What you need to do — Show, in full, each line of the data that contains "структурного".

------ Working data

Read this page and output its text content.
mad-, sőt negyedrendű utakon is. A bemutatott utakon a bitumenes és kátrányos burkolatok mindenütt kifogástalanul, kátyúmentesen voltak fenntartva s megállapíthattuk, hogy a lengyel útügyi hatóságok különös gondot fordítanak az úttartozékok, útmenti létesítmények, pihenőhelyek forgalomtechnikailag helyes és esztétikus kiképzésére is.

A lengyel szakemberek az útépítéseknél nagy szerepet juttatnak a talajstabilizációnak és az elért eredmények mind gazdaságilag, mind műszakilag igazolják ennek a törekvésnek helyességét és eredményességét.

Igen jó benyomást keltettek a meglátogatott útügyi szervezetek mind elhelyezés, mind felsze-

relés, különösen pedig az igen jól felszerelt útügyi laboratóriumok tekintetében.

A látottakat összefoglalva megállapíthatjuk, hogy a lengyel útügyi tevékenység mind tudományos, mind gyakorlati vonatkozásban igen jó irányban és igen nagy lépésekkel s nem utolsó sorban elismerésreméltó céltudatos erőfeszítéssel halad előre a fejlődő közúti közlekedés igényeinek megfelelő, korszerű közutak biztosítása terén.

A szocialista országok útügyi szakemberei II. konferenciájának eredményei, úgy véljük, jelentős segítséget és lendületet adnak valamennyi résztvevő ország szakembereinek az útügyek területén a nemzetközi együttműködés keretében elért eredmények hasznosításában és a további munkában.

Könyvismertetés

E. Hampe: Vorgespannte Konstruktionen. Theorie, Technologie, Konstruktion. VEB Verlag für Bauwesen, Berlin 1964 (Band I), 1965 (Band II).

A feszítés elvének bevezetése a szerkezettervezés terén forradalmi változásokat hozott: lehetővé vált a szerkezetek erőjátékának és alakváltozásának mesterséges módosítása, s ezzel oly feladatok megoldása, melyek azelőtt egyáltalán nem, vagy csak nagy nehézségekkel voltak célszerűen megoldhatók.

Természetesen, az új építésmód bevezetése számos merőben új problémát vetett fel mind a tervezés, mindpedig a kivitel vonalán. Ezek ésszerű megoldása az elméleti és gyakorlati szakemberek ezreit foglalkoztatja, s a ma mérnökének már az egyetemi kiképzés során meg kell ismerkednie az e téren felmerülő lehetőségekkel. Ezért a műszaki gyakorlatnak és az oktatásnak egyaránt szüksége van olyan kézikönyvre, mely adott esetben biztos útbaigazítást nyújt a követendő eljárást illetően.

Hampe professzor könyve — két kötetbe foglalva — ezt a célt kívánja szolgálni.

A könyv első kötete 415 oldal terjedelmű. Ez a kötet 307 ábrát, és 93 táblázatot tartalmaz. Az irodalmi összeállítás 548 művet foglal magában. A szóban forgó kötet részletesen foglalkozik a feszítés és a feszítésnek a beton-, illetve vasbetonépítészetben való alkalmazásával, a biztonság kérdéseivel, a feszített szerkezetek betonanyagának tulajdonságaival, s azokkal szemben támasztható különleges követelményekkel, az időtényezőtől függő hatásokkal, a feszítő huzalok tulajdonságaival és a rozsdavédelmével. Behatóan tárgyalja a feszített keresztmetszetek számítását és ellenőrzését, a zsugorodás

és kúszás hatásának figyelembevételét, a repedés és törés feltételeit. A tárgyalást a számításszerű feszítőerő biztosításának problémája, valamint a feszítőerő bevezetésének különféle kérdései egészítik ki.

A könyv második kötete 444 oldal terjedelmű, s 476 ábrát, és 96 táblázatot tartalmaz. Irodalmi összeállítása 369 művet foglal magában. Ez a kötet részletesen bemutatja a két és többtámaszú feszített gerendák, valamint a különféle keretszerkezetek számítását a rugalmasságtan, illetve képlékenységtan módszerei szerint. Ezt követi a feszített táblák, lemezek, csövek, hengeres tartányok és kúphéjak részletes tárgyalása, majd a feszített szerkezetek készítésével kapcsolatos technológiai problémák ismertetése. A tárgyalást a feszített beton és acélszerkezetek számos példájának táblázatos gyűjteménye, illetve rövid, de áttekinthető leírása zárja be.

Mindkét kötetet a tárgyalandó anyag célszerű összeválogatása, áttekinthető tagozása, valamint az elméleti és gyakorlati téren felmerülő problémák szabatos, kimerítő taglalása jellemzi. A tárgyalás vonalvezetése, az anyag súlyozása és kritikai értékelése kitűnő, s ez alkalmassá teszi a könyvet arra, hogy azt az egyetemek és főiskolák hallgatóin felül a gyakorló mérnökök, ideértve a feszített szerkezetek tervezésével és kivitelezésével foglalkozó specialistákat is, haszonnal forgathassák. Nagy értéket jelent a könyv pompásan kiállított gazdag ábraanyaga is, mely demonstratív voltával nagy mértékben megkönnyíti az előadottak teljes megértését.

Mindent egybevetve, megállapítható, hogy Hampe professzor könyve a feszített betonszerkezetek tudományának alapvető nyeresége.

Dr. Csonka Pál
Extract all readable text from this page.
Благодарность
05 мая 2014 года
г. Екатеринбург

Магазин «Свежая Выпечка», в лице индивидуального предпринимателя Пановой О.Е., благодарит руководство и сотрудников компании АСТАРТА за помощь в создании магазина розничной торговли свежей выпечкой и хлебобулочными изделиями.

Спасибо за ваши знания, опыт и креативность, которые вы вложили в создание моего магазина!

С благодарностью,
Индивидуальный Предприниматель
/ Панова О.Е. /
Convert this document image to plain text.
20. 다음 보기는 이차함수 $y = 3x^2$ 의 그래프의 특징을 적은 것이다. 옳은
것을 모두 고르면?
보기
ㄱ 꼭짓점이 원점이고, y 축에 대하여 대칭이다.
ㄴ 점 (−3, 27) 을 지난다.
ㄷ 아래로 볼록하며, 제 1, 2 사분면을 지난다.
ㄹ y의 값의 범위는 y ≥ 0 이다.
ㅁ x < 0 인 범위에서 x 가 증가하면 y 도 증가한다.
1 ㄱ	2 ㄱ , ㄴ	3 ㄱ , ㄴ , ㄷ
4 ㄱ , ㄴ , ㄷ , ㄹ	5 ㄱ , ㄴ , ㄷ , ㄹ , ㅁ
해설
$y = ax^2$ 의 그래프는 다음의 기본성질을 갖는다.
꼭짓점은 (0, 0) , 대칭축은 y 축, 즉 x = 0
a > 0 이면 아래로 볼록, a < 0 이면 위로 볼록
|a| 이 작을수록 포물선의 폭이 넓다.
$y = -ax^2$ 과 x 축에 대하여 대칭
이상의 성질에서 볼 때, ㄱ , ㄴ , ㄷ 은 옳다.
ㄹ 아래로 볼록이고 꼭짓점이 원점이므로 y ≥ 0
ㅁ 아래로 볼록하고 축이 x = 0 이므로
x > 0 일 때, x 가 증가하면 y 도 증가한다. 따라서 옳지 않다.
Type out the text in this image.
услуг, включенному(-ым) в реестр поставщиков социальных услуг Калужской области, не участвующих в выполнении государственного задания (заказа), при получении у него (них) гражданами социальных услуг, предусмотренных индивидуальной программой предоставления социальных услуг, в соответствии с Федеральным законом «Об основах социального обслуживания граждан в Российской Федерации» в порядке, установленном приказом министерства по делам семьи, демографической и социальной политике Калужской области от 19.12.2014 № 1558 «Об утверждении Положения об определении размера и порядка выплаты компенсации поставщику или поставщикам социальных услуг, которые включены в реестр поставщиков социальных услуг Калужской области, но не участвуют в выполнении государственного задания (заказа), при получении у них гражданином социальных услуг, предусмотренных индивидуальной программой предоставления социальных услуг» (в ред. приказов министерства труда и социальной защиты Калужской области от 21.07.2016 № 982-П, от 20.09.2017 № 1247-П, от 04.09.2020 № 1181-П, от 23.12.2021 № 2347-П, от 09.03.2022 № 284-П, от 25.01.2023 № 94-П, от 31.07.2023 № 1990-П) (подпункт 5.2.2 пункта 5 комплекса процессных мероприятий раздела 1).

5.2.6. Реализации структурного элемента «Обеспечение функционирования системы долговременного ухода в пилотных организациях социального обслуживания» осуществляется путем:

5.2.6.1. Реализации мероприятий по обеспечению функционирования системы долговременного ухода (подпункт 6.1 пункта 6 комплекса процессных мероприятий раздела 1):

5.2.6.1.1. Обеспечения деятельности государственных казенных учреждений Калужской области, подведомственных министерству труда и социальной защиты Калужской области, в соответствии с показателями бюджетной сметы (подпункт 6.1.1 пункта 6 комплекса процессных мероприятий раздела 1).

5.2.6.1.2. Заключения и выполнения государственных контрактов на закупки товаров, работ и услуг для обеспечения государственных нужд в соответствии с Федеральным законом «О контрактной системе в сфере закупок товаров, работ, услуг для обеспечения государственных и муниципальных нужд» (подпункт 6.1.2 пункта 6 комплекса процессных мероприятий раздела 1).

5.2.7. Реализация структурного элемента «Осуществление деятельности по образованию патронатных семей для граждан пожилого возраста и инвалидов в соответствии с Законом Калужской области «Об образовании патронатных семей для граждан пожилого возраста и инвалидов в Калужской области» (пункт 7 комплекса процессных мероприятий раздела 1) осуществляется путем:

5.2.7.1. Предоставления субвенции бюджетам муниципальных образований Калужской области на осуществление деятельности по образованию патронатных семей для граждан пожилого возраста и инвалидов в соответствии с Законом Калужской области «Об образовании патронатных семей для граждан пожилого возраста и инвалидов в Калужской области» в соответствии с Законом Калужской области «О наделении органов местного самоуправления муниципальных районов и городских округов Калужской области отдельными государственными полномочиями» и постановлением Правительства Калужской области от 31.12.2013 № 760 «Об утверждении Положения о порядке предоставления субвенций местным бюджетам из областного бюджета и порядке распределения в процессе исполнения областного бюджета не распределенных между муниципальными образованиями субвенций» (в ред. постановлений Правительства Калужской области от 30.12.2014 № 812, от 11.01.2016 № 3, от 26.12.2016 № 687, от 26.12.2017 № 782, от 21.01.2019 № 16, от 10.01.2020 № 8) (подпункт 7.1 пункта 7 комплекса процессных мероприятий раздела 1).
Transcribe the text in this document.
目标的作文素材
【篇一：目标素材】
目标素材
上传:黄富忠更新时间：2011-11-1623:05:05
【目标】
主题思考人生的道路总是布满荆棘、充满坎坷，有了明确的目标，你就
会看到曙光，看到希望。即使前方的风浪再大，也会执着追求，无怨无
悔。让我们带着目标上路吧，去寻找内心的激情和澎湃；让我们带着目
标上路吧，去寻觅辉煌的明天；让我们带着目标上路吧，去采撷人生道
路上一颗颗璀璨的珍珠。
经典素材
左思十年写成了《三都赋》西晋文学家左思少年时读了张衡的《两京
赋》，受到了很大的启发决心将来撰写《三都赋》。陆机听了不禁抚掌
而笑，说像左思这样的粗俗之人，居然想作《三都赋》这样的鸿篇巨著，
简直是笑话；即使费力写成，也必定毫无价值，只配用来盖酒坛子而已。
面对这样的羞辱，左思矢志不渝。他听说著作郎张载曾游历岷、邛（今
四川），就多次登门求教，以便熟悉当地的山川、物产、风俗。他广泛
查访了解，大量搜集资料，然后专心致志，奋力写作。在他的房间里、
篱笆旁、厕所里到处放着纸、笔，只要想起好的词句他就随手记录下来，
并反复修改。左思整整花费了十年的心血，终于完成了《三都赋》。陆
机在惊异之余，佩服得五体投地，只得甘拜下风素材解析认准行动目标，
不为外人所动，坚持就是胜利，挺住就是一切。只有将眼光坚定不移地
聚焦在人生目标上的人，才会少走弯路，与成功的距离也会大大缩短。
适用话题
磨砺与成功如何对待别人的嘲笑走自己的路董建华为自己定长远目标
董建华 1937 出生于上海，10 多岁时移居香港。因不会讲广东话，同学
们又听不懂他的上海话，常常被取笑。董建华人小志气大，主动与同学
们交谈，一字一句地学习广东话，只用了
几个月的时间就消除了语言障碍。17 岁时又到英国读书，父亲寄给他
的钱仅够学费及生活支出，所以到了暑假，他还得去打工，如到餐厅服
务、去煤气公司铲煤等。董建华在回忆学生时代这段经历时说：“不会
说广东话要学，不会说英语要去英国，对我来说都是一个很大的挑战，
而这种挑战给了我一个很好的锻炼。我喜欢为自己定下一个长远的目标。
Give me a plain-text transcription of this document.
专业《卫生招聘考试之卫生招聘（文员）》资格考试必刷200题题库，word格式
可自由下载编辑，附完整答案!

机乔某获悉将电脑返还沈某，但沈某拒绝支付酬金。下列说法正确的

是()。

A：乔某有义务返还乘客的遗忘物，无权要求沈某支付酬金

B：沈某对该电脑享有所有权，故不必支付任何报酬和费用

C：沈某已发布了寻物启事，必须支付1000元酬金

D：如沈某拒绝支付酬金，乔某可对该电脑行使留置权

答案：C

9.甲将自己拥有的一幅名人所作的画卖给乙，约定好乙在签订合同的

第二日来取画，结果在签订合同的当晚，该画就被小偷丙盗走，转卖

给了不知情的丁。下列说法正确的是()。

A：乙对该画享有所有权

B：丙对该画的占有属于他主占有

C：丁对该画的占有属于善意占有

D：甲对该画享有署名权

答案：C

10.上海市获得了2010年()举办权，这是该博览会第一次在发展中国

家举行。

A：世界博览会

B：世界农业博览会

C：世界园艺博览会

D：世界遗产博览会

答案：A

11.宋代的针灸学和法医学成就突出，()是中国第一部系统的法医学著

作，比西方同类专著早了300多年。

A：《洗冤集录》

------------

Task solution —
5.2.6. Реализации структурного элемента «Обеспечение функционирования системы долговременного ухода в пилотных организациях социального обслуживания» осуществляется путем:
5.2.7. Реализация структурного элемента «Осуществление деятельности по образованию патронатных семей для граждан пожилого возраста и инвалидов в соответствии с Законом Калужской области «Об образовании патронатных семей для граждан пожилого возраста и инвалидов в Калужской области» (пункт 7 комплекса процессных мероприятий раздела 1) осуществляется путем:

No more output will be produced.